— begin EXERCISE INPUTS —

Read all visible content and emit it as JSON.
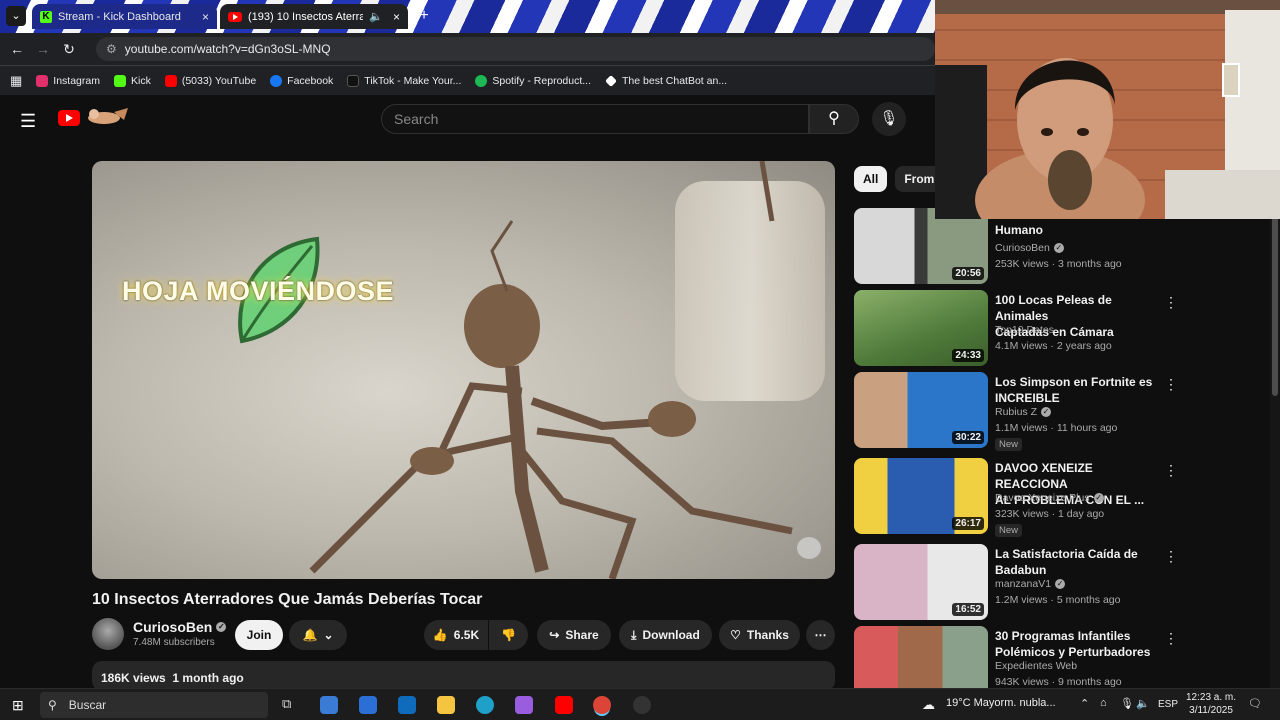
{
  "browser": {
    "tabs": [
      {
        "title": "Stream - Kick Dashboard",
        "close": "×"
      },
      {
        "title": "(193) 10 Insectos Aterrador",
        "close": "×"
      }
    ],
    "new_tab": "+",
    "url": "youtube.com/watch?v=dGn3oSL-MNQ",
    "bookmarks": [
      {
        "label": "Instagram",
        "color": "#e1306c"
      },
      {
        "label": "Kick",
        "color": "#53fc18"
      },
      {
        "label": "(5033) YouTube",
        "color": "#ff0000"
      },
      {
        "label": "Facebook",
        "color": "#1877f2"
      },
      {
        "label": "TikTok - Make Your...",
        "color": "#000000"
      },
      {
        "label": "Spotify - Reproduct...",
        "color": "#1db954"
      },
      {
        "label": "The best ChatBot an...",
        "color": "#ffffff"
      }
    ]
  },
  "youtube": {
    "search_placeholder": "Search",
    "video": {
      "overlay_text": "HOJA MOVIÉNDOSE",
      "title": "10 Insectos Aterradores Que Jamás Deberías Tocar",
      "channel": "CuriosoBen",
      "subscribers": "7.48M subscribers",
      "join": "Join",
      "likes": "6.5K",
      "share": "Share",
      "download": "Download",
      "thanks": "Thanks",
      "views": "186K views",
      "age": "1 month ago"
    },
    "chips": [
      "All",
      "From C"
    ],
    "recommendations": [
      {
        "title_lines": [
          "Humano"
        ],
        "channel": "CuriosoBen",
        "verified": true,
        "meta": "253K views · 3 months ago",
        "duration": "20:56",
        "new": "",
        "thumb": "#3a3a3a"
      },
      {
        "title_lines": [
          "100 Locas Peleas de Animales",
          "Captadas en Cámara"
        ],
        "channel": "Top10 Datos",
        "verified": false,
        "meta": "4.1M views · 2 years ago",
        "duration": "24:33",
        "new": "",
        "thumb": "#4f7a3a"
      },
      {
        "title_lines": [
          "Los Simpson en Fortnite es",
          "INCREIBLE"
        ],
        "channel": "Rubius Z",
        "verified": true,
        "meta": "1.1M views · 11 hours ago",
        "duration": "30:22",
        "new": "New",
        "thumb": "#2b76c9"
      },
      {
        "title_lines": [
          "DAVOO XENEIZE REACCIONA",
          "AL PROBLEMA CON EL ..."
        ],
        "channel": "Davoo Xeneize Plus",
        "verified": true,
        "meta": "323K views · 1 day ago",
        "duration": "26:17",
        "new": "New",
        "thumb": "#2a5db0"
      },
      {
        "title_lines": [
          "La Satisfactoria Caída de",
          "Badabun"
        ],
        "channel": "manzanaV1",
        "verified": true,
        "meta": "1.2M views · 5 months ago",
        "duration": "16:52",
        "new": "",
        "thumb": "#c9a3b8"
      },
      {
        "title_lines": [
          "30 Programas Infantiles",
          "Polémicos y Perturbadores"
        ],
        "channel": "Expedientes Web",
        "verified": false,
        "meta": "943K views · 9 months ago",
        "duration": "",
        "new": "",
        "thumb": "#b54a4a"
      }
    ]
  },
  "taskbar": {
    "search": "Buscar",
    "weather": "19°C  Mayorm. nubla...",
    "lang": "ESP",
    "time": "12:23 a. m.",
    "date": "3/11/2025"
  }
}
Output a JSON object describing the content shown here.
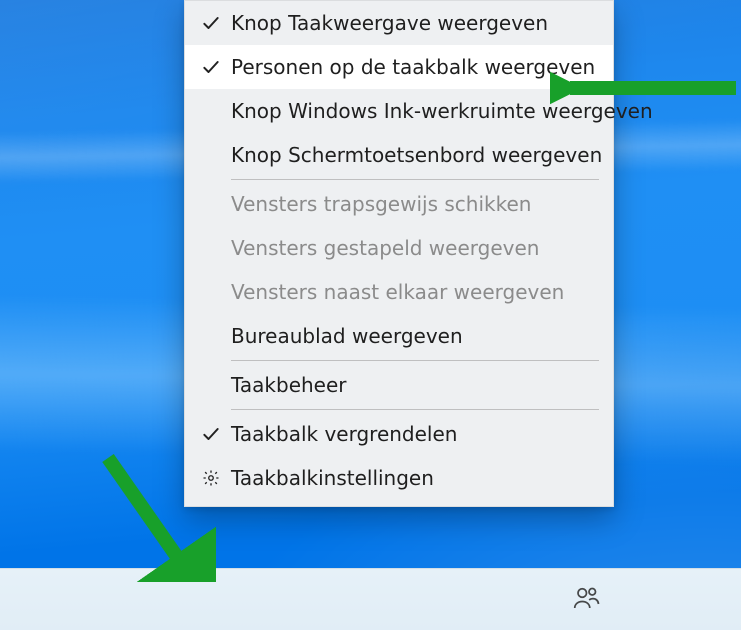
{
  "menu": {
    "items": [
      {
        "label": "Knop Taakweergave weergeven",
        "checked": true,
        "enabled": true,
        "icon": "checkmark-icon",
        "highlight": false
      },
      {
        "label": "Personen op de taakbalk weergeven",
        "checked": true,
        "enabled": true,
        "icon": "checkmark-icon",
        "highlight": true
      },
      {
        "label": "Knop Windows Ink-werkruimte weergeven",
        "checked": false,
        "enabled": true,
        "icon": null,
        "highlight": false
      },
      {
        "label": "Knop Schermtoetsenbord weergeven",
        "checked": false,
        "enabled": true,
        "icon": null,
        "highlight": false
      },
      {
        "separator": true
      },
      {
        "label": "Vensters trapsgewijs schikken",
        "checked": false,
        "enabled": false,
        "icon": null,
        "highlight": false
      },
      {
        "label": "Vensters gestapeld weergeven",
        "checked": false,
        "enabled": false,
        "icon": null,
        "highlight": false
      },
      {
        "label": "Vensters naast elkaar weergeven",
        "checked": false,
        "enabled": false,
        "icon": null,
        "highlight": false
      },
      {
        "label": "Bureaublad weergeven",
        "checked": false,
        "enabled": true,
        "icon": null,
        "highlight": false
      },
      {
        "separator": true
      },
      {
        "label": "Taakbeheer",
        "checked": false,
        "enabled": true,
        "icon": null,
        "highlight": false
      },
      {
        "separator": true
      },
      {
        "label": "Taakbalk vergrendelen",
        "checked": true,
        "enabled": true,
        "icon": "checkmark-icon",
        "highlight": false
      },
      {
        "label": "Taakbalkinstellingen",
        "checked": false,
        "enabled": true,
        "icon": "gear-icon",
        "highlight": false
      }
    ]
  },
  "annotations": {
    "arrow_right_color": "#18a02a",
    "arrow_bottom_color": "#18a02a"
  },
  "taskbar": {
    "people_icon": "people-icon"
  }
}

— end EXERCISE INPUTS —

WORK TO DO: Check each line above for the word "channel", and copy the lines where it appears.

THE RESULT:
      "channel": "CuriosoBen",
        "channel": "CuriosoBen",
        "channel": "Top10 Datos",
        "channel": "Rubius Z",
        "channel": "Davoo Xeneize Plus",
        "channel": "manzanaV1",
        "channel": "Expedientes Web",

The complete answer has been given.